▸ Stored records
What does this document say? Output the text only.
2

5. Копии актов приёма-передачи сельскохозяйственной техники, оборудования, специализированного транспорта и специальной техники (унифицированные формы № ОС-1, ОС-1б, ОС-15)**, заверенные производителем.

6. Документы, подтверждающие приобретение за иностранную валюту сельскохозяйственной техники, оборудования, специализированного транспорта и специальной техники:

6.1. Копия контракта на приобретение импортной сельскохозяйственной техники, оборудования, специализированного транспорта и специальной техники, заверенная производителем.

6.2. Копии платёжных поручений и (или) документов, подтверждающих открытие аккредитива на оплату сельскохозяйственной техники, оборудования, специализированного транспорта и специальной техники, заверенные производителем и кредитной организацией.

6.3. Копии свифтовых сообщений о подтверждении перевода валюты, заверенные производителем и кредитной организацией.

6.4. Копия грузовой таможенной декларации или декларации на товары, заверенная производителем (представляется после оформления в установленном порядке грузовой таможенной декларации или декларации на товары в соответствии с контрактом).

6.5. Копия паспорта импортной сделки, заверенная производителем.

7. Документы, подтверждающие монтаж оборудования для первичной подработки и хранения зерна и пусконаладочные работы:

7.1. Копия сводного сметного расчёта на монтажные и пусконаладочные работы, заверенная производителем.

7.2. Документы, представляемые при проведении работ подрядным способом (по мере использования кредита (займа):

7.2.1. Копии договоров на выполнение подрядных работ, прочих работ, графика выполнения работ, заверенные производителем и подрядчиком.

▸ Set task
From the entries, report each line that includes the word "сельскохозяйственной".

▸ Finished task
5. Копии актов приёма-передачи сельскохозяйственной техники, оборудования, специализированного транспорта и специальной техники (унифицированные формы № ОС-1, ОС-1б, ОС-15)**, заверенные производителем.
6. Документы, подтверждающие приобретение за иностранную валюту сельскохозяйственной техники, оборудования, специализированного транспорта и специальной техники:
6.1. Копия контракта на приобретение импортной сельскохозяйственной техники, оборудования, специализированного транспорта и специальной техники, заверенная производителем.
6.2. Копии платёжных поручений и (или) документов, подтверждающих открытие аккредитива на оплату сельскохозяйственной техники, оборудования, специализированного транспорта и специальной техники, заверенные производителем и кредитной организацией.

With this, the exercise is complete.